• Task brief: Locate each line holding the string "color" and copy it.

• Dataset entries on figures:
====

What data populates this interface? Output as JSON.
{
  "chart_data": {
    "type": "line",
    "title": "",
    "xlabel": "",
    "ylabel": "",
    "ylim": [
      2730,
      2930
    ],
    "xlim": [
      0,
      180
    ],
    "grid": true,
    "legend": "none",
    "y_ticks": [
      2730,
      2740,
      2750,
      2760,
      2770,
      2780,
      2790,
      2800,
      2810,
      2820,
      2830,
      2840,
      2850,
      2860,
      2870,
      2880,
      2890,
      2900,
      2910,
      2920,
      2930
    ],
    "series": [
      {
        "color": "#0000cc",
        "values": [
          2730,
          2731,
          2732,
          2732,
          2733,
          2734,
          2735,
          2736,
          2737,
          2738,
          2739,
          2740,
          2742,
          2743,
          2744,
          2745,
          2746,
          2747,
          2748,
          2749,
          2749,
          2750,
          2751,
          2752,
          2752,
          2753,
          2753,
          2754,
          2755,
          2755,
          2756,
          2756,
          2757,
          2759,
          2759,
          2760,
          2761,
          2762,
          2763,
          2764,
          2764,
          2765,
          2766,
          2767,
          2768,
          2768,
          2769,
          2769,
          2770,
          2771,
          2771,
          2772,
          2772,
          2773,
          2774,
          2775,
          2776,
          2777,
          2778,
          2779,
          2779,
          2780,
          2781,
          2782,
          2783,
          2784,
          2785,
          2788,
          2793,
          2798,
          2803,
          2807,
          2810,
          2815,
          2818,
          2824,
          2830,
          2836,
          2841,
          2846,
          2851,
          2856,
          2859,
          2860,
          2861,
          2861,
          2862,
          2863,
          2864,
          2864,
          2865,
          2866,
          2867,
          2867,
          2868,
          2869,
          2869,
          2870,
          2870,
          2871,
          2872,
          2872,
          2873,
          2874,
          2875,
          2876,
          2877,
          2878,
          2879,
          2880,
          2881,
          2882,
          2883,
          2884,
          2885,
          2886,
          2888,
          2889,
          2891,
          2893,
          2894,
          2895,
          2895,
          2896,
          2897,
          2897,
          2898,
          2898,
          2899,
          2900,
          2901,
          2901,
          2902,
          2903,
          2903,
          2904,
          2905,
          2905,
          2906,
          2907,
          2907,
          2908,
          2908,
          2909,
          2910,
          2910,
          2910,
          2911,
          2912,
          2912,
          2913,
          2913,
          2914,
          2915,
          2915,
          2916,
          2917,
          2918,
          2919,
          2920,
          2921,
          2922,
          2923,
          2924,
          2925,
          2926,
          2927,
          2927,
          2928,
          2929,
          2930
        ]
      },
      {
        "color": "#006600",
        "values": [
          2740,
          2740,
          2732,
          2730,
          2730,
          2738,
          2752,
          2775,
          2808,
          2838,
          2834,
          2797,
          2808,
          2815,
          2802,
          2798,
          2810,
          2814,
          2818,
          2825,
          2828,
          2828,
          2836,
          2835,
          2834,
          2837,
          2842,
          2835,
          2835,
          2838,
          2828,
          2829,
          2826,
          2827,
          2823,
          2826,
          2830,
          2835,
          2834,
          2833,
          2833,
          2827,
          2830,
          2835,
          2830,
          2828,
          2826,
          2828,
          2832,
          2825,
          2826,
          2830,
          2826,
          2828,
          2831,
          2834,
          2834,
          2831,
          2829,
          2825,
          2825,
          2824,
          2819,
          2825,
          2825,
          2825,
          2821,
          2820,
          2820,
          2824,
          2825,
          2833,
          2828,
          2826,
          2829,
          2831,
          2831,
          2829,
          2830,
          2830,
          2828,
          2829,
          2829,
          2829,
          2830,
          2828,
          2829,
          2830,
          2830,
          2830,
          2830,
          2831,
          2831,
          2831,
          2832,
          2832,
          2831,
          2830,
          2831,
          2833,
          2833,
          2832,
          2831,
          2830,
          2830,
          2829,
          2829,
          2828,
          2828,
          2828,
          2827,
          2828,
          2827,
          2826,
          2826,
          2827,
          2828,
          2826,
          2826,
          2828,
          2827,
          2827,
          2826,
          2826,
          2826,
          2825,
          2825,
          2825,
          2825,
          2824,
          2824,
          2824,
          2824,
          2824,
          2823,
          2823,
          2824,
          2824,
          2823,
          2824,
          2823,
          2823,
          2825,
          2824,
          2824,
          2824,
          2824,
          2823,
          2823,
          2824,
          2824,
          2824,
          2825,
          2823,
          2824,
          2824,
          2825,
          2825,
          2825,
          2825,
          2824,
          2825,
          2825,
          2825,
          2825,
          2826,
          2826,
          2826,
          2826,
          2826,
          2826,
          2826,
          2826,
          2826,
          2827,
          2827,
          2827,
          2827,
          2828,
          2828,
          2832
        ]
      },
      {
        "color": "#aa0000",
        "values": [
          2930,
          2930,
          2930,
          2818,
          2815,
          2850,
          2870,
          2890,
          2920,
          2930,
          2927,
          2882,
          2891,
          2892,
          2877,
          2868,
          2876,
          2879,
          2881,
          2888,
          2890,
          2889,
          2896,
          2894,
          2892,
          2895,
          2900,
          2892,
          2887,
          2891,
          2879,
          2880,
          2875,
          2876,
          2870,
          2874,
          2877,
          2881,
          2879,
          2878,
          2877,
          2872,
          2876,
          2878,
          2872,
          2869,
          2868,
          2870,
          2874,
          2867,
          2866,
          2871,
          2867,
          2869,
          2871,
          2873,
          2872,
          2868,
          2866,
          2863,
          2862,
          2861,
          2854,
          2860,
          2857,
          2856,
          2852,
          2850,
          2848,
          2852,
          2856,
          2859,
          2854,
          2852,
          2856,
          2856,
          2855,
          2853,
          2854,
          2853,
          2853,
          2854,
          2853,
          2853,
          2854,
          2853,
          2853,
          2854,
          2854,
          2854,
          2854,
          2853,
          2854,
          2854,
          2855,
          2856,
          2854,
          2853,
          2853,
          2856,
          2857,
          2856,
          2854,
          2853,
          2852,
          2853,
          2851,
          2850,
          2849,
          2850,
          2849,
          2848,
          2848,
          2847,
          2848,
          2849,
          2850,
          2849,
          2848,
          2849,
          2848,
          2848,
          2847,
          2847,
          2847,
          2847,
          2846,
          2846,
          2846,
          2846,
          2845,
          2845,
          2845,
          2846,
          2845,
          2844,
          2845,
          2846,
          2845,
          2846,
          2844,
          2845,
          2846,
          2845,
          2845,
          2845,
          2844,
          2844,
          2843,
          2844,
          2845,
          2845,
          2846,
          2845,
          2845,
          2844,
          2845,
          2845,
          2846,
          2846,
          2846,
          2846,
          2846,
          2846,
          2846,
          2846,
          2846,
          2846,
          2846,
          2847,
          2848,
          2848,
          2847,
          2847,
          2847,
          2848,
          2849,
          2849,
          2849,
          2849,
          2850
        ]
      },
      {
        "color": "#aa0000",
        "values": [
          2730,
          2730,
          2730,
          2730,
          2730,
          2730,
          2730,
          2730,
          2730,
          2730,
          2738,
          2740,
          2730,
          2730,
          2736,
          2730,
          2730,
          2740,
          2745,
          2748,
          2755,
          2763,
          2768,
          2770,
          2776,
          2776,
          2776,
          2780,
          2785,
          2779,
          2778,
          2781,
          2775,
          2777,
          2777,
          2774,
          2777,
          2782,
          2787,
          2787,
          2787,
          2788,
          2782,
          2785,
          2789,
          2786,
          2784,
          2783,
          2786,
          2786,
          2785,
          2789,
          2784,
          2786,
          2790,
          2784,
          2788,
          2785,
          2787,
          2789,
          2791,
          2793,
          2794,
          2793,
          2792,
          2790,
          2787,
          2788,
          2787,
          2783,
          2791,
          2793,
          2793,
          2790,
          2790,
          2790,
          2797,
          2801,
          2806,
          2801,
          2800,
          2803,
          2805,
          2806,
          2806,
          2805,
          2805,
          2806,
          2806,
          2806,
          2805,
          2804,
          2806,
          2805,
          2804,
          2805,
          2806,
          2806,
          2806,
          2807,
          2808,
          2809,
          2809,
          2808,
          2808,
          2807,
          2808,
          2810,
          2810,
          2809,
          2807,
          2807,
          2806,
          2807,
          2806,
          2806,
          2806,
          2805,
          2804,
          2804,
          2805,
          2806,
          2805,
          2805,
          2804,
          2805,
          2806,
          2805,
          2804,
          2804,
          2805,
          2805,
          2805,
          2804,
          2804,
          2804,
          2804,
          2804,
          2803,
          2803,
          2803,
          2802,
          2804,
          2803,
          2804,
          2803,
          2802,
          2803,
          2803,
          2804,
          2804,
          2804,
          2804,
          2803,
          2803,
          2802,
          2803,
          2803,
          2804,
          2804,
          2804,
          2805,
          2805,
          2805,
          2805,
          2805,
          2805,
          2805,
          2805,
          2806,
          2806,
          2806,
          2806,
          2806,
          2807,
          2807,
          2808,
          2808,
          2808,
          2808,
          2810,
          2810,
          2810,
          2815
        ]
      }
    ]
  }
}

====

• Answer to the task:
        "color": "#0000cc",
        "color": "#006600",
        "color": "#aa0000",
        "color": "#aa0000",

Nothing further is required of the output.